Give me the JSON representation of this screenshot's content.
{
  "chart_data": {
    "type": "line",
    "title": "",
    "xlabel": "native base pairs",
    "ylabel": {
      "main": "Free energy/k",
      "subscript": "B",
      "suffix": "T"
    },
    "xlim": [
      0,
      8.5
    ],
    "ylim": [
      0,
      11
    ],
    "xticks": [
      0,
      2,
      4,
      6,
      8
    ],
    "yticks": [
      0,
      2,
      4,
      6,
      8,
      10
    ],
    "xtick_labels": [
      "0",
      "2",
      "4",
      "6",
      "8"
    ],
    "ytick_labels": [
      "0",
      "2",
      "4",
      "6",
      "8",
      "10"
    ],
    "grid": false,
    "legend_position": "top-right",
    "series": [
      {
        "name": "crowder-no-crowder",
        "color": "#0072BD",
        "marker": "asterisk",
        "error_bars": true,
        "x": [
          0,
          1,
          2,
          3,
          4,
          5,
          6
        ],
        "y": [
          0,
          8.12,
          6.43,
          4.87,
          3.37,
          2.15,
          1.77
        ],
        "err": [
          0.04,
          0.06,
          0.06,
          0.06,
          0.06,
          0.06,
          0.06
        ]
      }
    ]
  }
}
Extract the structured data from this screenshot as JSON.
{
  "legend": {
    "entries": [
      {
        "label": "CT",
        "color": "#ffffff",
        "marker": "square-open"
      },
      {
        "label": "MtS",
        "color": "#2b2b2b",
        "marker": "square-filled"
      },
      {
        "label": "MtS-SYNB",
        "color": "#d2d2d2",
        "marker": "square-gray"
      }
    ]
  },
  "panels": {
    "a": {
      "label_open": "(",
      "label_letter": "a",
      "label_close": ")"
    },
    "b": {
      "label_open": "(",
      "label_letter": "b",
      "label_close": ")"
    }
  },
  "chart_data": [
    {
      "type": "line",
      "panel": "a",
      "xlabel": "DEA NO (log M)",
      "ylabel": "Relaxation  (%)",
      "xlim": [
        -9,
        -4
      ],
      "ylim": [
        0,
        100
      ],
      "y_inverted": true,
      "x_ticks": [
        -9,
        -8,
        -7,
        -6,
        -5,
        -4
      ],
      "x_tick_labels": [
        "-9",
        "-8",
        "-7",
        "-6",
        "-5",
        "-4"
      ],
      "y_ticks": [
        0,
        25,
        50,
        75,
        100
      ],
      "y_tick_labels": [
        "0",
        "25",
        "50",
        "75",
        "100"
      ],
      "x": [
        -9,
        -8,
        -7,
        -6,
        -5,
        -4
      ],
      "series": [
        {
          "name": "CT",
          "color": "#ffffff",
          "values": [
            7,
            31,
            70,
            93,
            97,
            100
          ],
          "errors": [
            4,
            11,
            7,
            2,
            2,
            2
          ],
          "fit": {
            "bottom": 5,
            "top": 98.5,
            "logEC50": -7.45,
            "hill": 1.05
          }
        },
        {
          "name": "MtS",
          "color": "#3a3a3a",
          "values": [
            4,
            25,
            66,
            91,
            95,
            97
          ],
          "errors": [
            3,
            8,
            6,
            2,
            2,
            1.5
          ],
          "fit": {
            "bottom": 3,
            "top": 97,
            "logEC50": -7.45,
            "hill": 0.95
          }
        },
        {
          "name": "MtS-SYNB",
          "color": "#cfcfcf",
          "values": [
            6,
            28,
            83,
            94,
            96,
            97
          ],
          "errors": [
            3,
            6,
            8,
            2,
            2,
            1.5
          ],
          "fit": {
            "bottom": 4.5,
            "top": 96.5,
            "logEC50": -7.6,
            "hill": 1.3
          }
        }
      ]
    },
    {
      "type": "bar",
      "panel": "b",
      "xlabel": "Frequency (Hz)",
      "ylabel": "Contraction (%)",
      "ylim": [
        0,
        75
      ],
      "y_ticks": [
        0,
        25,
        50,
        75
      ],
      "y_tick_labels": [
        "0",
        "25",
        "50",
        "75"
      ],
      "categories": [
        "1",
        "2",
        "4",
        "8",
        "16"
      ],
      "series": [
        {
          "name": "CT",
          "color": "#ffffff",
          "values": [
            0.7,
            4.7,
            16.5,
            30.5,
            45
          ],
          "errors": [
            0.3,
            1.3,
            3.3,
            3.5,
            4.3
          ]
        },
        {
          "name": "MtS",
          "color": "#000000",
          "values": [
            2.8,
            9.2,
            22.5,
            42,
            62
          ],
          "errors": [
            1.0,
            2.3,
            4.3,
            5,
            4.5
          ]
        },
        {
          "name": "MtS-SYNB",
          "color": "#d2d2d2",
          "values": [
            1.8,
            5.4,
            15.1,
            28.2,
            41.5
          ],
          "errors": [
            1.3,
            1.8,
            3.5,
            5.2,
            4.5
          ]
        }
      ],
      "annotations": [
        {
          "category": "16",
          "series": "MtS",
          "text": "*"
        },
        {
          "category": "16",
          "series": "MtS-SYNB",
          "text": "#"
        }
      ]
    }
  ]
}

== Task prompt ==
Search the listing for the word "screenshot". Copy every line in which it occurs.

== Response for this exercise ==
Give me the JSON representation of this screenshot's content.
Extract the structured data from this screenshot as JSON.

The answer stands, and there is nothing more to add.